▶ **Selected passage**:

Winfield Courier, December 15, 1881.

The story that Judge Campbell escaped from Caldwell by riding a bicycle all the way to Wichita is a base slander.

Arkansas City Traveler, February 8, 1882.

E. F. Sheldon is the happy possessor of a bicycle, and now employs his spare time in going at a 2.40 gait on two wheels.

Winfield Courier, August 17, 1882.

Correspondence of the "Courier."

TOPEKA, August 5th, 1882.

Probably a true index to the prosperity of the state can be found in the number of students who attend our colleges and higher institutions of learning. The prospects this year for an increased number of students at all the state institutions are very flattering. The correspondence of the State University, we are told, indicates that there will be a larger attendance than ever before and will probably reach 600. The high standing already taken by this institution has won for it the hearty support of all interested in higher education, and it was only owing to the failure of crops last year that the institution did not number over 500. Our institutions of learning are all attended by a great many young men and women who are entirely dependent upon themselves, and any failure of crops is sure to take a great many of these honest and deserving students from the ranks. At least this is so at the State University.

A renewed interest is being awakened in base ball this season. The Westerns have just reorganized and will play the Wichita club August 12.

Arrangements have been made for a Grand Army of the Republic train to run through from Joplin, Missouri, to Topeka to attend the soldier's reunion.

▶ **What is needed**:
According to the Topeka correspondence in the newspaper excerpts, why did the State University fail to number over 500 students last year, and why would that cause have such an effect?

Layout dataset records:
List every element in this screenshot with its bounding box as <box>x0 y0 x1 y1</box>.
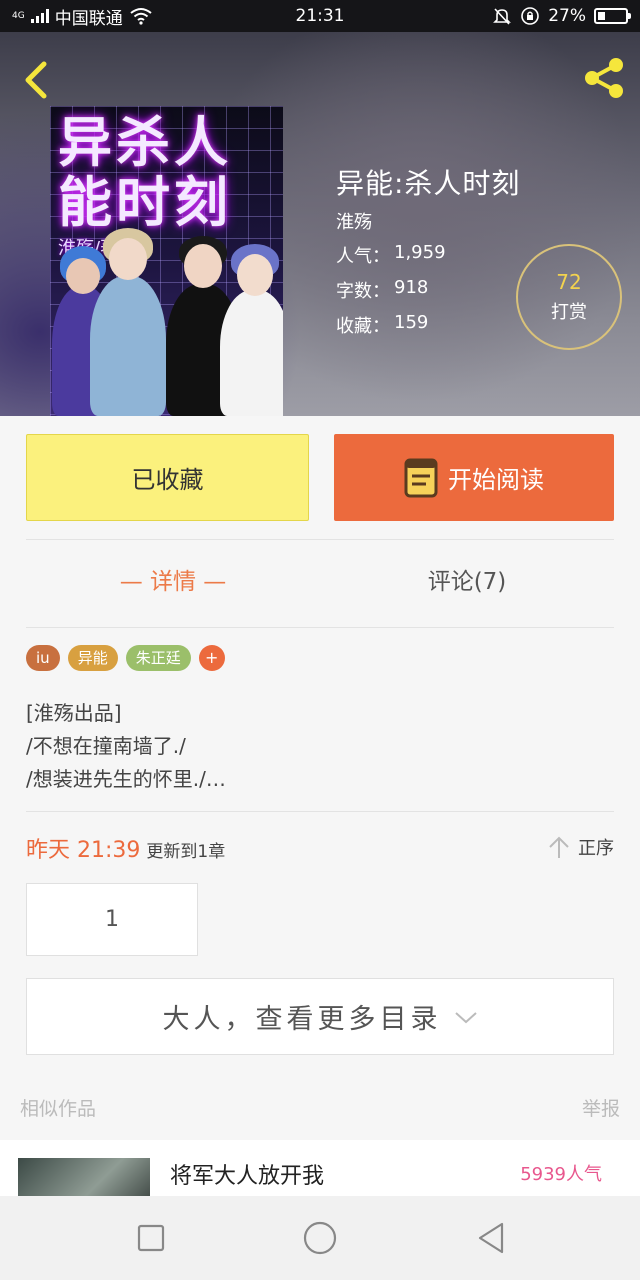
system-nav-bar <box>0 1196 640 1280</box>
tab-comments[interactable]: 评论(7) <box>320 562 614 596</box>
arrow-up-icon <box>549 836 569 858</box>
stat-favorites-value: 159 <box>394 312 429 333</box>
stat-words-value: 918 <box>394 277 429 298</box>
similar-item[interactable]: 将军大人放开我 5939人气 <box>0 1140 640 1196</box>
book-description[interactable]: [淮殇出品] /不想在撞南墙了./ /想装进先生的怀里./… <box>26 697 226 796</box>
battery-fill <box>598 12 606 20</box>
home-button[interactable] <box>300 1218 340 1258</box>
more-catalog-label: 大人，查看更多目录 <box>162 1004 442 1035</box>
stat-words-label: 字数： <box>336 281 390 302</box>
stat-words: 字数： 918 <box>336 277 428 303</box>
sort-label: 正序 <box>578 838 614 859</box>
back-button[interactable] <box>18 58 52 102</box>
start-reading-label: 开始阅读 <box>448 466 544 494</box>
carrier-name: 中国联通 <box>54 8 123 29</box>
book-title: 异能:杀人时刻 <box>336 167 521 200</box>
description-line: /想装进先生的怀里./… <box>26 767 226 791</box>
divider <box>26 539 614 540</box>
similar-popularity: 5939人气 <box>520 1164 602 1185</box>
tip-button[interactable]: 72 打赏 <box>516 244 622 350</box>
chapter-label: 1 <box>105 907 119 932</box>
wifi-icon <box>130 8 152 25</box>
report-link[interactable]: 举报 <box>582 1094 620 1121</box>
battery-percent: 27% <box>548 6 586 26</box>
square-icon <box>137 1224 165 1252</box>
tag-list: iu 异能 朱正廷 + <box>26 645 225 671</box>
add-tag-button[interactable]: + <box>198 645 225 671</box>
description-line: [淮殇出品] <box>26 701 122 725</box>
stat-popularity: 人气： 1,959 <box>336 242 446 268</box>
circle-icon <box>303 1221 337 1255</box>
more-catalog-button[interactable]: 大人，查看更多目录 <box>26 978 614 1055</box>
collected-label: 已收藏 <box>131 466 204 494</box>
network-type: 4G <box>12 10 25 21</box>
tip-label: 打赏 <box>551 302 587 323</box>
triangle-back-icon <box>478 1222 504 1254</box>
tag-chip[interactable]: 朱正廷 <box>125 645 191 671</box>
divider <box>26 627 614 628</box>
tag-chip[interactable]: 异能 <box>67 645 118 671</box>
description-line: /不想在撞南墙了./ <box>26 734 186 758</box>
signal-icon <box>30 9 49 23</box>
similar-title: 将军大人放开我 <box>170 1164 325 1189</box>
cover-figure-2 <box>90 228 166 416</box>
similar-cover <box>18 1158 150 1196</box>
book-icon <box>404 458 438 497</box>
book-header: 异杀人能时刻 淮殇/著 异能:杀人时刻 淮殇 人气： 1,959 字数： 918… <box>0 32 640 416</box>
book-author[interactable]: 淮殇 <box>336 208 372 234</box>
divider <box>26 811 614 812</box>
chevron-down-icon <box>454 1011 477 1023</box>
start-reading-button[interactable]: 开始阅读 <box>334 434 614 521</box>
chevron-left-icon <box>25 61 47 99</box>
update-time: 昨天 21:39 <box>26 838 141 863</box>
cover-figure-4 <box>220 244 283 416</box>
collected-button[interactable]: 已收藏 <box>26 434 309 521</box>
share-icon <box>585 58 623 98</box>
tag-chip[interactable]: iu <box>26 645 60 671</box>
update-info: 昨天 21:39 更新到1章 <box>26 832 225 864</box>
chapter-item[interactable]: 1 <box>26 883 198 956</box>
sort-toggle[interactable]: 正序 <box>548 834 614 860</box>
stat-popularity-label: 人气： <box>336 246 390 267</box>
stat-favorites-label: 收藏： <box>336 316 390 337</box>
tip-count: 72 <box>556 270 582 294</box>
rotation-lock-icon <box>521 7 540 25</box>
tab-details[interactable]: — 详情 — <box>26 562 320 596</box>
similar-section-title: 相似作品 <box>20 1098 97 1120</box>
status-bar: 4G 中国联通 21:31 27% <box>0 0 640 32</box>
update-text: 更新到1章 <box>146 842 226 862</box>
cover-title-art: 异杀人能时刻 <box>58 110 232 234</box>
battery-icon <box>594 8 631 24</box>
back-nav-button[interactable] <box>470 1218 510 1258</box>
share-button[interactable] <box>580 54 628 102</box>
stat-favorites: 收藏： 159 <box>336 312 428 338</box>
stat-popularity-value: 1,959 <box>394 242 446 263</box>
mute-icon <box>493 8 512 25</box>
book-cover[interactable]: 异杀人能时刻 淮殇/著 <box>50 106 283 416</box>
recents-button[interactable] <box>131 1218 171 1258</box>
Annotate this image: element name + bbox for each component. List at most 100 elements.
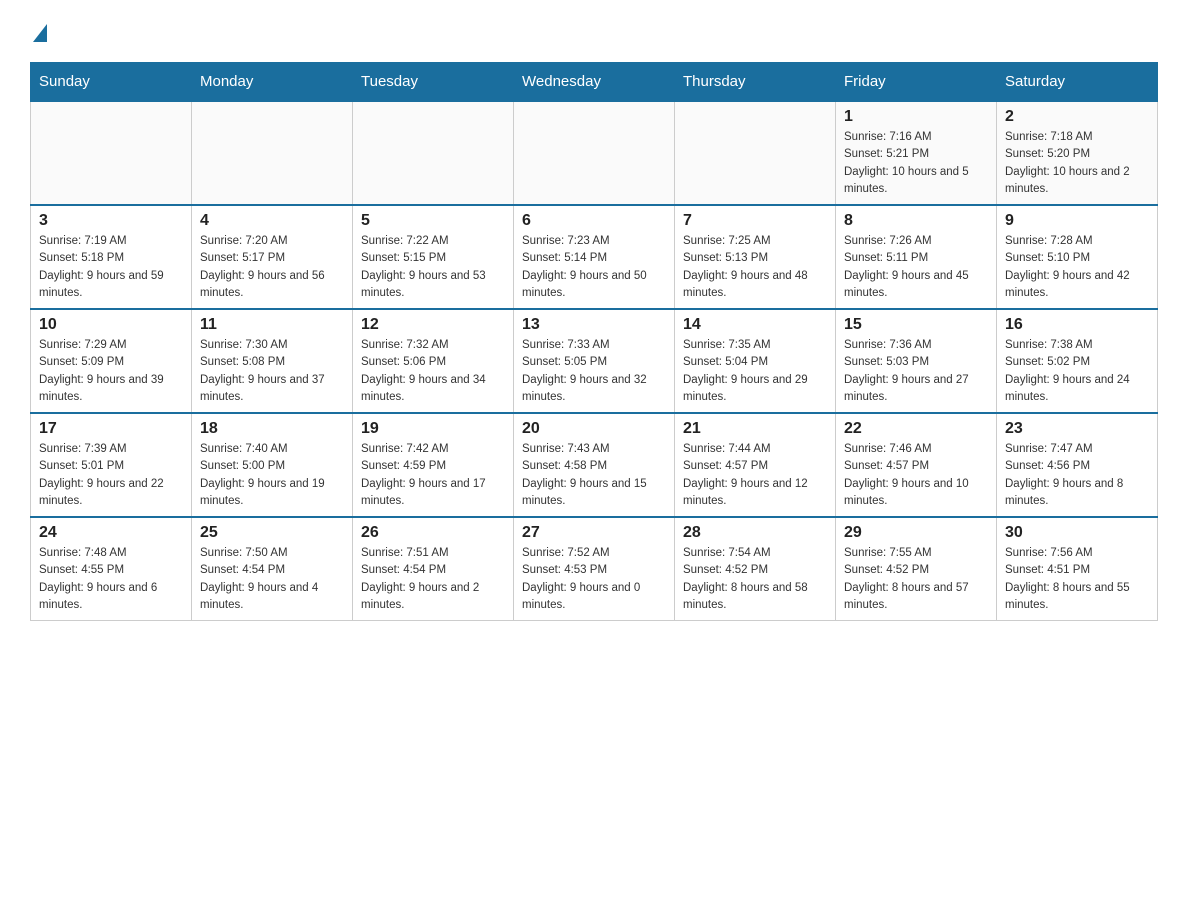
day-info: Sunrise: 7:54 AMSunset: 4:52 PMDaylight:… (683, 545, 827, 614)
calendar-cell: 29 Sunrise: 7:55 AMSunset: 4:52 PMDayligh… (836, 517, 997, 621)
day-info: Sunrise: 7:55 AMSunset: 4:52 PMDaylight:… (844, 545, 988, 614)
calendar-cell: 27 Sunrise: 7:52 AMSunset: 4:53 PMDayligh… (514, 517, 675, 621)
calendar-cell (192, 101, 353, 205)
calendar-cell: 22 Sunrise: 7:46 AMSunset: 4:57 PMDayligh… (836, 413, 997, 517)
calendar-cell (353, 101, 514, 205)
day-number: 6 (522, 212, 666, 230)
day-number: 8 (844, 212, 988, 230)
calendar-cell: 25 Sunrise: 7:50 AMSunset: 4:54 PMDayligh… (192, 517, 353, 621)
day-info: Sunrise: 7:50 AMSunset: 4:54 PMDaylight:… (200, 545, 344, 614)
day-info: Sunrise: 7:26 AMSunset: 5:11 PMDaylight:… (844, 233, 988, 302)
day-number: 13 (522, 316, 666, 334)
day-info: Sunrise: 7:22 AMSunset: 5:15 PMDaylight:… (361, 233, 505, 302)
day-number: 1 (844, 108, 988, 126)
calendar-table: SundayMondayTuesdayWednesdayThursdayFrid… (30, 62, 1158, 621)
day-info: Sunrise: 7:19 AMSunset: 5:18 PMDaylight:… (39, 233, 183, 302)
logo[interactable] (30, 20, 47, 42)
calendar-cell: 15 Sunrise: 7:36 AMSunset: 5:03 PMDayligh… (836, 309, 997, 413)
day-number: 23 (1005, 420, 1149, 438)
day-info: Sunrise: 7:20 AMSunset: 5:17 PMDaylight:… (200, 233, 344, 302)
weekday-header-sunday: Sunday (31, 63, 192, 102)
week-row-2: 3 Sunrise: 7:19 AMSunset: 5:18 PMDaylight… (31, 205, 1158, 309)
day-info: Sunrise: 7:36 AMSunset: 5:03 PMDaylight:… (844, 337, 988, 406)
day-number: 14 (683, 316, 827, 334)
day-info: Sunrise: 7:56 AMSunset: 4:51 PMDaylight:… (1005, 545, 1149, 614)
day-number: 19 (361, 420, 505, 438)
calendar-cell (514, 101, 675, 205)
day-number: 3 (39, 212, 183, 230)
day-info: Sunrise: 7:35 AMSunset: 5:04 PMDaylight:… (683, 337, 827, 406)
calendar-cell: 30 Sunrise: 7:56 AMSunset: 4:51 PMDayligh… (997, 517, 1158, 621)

▶ **Written solution**:
The attendance stayed below 500 owing to the failure of crops the previous year. Many students at the state's institutions are young men and women entirely dependent on themselves, so any crop failure is sure to take a great many of them from the ranks.